▸ BRIEF
Retype all of the entries word for word.

▸ PROVIDED MATERIAL

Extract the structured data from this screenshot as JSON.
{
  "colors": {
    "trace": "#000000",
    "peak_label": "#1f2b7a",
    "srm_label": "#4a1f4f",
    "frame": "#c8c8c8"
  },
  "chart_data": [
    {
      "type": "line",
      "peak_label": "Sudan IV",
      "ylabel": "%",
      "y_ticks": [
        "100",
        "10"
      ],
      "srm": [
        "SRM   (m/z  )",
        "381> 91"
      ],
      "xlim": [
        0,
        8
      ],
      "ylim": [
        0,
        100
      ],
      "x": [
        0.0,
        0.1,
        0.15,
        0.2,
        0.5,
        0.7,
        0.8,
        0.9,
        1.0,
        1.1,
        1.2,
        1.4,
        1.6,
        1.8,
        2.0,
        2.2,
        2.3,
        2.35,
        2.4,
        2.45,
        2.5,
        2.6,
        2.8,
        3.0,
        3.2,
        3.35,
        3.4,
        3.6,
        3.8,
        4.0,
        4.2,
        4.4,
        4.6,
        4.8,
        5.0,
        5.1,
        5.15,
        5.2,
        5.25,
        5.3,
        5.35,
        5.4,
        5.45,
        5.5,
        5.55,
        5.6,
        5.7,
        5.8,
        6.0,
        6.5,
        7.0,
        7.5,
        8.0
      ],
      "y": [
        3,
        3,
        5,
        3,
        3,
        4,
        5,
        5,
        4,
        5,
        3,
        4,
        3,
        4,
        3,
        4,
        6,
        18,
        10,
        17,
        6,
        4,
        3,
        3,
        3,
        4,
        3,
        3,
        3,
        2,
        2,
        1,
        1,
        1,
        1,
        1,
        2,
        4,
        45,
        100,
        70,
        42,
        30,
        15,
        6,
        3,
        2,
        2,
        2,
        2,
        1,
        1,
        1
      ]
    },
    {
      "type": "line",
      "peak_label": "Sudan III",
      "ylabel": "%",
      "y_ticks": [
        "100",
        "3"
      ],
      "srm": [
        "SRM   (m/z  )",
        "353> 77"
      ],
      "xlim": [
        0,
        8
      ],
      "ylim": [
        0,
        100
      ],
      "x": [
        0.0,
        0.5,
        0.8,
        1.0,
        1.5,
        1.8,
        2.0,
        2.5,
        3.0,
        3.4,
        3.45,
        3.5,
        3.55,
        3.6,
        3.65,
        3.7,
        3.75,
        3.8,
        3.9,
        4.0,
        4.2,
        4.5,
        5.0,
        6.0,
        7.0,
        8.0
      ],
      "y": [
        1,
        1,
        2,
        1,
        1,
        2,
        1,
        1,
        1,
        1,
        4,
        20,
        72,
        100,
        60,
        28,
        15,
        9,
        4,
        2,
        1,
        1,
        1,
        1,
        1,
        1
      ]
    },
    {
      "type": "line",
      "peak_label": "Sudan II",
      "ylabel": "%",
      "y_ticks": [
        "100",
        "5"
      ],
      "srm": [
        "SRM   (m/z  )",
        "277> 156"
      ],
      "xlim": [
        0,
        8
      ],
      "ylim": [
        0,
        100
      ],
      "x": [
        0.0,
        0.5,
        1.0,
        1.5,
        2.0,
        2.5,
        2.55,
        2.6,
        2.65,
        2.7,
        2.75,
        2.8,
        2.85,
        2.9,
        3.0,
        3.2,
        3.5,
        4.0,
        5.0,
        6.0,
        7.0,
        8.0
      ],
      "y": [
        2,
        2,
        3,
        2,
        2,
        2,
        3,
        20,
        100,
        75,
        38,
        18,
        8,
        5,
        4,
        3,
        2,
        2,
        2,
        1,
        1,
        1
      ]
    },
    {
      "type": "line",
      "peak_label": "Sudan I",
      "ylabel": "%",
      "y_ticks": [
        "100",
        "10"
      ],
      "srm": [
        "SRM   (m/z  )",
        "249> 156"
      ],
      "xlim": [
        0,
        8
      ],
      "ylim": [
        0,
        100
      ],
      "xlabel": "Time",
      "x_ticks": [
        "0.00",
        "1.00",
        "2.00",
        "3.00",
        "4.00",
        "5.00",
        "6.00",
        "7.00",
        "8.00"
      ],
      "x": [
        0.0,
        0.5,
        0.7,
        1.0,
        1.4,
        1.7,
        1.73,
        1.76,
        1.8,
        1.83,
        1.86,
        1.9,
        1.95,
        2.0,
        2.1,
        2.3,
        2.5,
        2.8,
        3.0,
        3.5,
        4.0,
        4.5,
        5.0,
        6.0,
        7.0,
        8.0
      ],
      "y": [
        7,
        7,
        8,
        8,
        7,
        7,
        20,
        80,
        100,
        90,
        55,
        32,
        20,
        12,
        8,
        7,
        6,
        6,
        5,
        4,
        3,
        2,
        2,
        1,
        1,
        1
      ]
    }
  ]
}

▸ SOLVED PROBLEM
Extract the structured data from this screenshot as JSON.
{
  "colors": {
    "trace": "#000000",
    "peak_label": "#1f2b7a",
    "srm_label": "#4a1f4f",
    "frame": "#c8c8c8"
  },
  "chart_data": [
    {
      "type": "line",
      "peak_label": "Sudan IV",
      "ylabel": "%",
      "y_ticks": [
        "100",
        "10"
      ],
      "srm": [
        "SRM   (m/z  )",
        "381> 91"
      ],
      "xlim": [
        0,
        8
      ],
      "ylim": [
        0,
        100
      ],
      "x": [
        0.0,
        0.1,
        0.15,
        0.2,
        0.5,
        0.7,
        0.8,
        0.9,
        1.0,
        1.1,
        1.2,
        1.4,
        1.6,
        1.8,
        2.0,
        2.2,
        2.3,
        2.35,
        2.4,
        2.45,
        2.5,
        2.6,
        2.8,
        3.0,
        3.2,
        3.35,
        3.4,
        3.6,
        3.8,
        4.0,
        4.2,
        4.4,
        4.6,
        4.8,
        5.0,
        5.1,
        5.15,
        5.2,
        5.25,
        5.3,
        5.35,
        5.4,
        5.45,
        5.5,
        5.55,
        5.6,
        5.7,
        5.8,
        6.0,
        6.5,
        7.0,
        7.5,
        8.0
      ],
      "y": [
        3,
        3,
        5,
        3,
        3,
        4,
        5,
        5,
        4,
        5,
        3,
        4,
        3,
        4,
        3,
        4,
        6,
        18,
        10,
        17,
        6,
        4,
        3,
        3,
        3,
        4,
        3,
        3,
        3,
        2,
        2,
        1,
        1,
        1,
        1,
        1,
        2,
        4,
        45,
        100,
        70,
        42,
        30,
        15,
        6,
        3,
        2,
        2,
        2,
        2,
        1,
        1,
        1
      ]
    },
    {
      "type": "line",
      "peak_label": "Sudan III",
      "ylabel": "%",
      "y_ticks": [
        "100",
        "3"
      ],
      "srm": [
        "SRM   (m/z  )",
        "353> 77"
      ],
      "xlim": [
        0,
        8
      ],
      "ylim": [
        0,
        100
      ],
      "x": [
        0.0,
        0.5,
        0.8,
        1.0,
        1.5,
        1.8,
        2.0,
        2.5,
        3.0,
        3.4,
        3.45,
        3.5,
        3.55,
        3.6,
        3.65,
        3.7,
        3.75,
        3.8,
        3.9,
        4.0,
        4.2,
        4.5,
        5.0,
        6.0,
        7.0,
        8.0
      ],
      "y": [
        1,
        1,
        2,
        1,
        1,
        2,
        1,
        1,
        1,
        1,
        4,
        20,
        72,
        100,
        60,
        28,
        15,
        9,
        4,
        2,
        1,
        1,
        1,
        1,
        1,
        1
      ]
    },
    {
      "type": "line",
      "peak_label": "Sudan II",
      "ylabel": "%",
      "y_ticks": [
        "100",
        "5"
      ],
      "srm": [
        "SRM   (m/z  )",
        "277> 156"
      ],
      "xlim": [
        0,
        8
      ],
      "ylim": [
        0,
        100
      ],
      "x": [
        0.0,
        0.5,
        1.0,
        1.5,
        2.0,
        2.5,
        2.55,
        2.6,
        2.65,
        2.7,
        2.75,
        2.8,
        2.85,
        2.9,
        3.0,
        3.2,
        3.5,
        4.0,
        5.0,
        6.0,
        7.0,
        8.0
      ],
      "y": [
        2,
        2,
        3,
        2,
        2,
        2,
        3,
        20,
        100,
        75,
        38,
        18,
        8,
        5,
        4,
        3,
        2,
        2,
        2,
        1,
        1,
        1
      ]
    },
    {
      "type": "line",
      "peak_label": "Sudan I",
      "ylabel": "%",
      "y_ticks": [
        "100",
        "10"
      ],
      "srm": [
        "SRM   (m/z  )",
        "249> 156"
      ],
      "xlim": [
        0,
        8
      ],
      "ylim": [
        0,
        100
      ],
      "xlabel": "Time",
      "x_ticks": [
        "0.00",
        "1.00",
        "2.00",
        "3.00",
        "4.00",
        "5.00",
        "6.00",
        "7.00",
        "8.00"
      ],
      "x": [
        0.0,
        0.5,
        0.7,
        1.0,
        1.4,
        1.7,
        1.73,
        1.76,
        1.8,
        1.83,
        1.86,
        1.9,
        1.95,
        2.0,
        2.1,
        2.3,
        2.5,
        2.8,
        3.0,
        3.5,
        4.0,
        4.5,
        5.0,
        6.0,
        7.0,
        8.0
      ],
      "y": [
        7,
        7,
        8,
        8,
        7,
        7,
        20,
        80,
        100,
        90,
        55,
        32,
        20,
        12,
        8,
        7,
        6,
        6,
        5,
        4,
        3,
        2,
        2,
        1,
        1,
        1
      ]
    }
  ]
}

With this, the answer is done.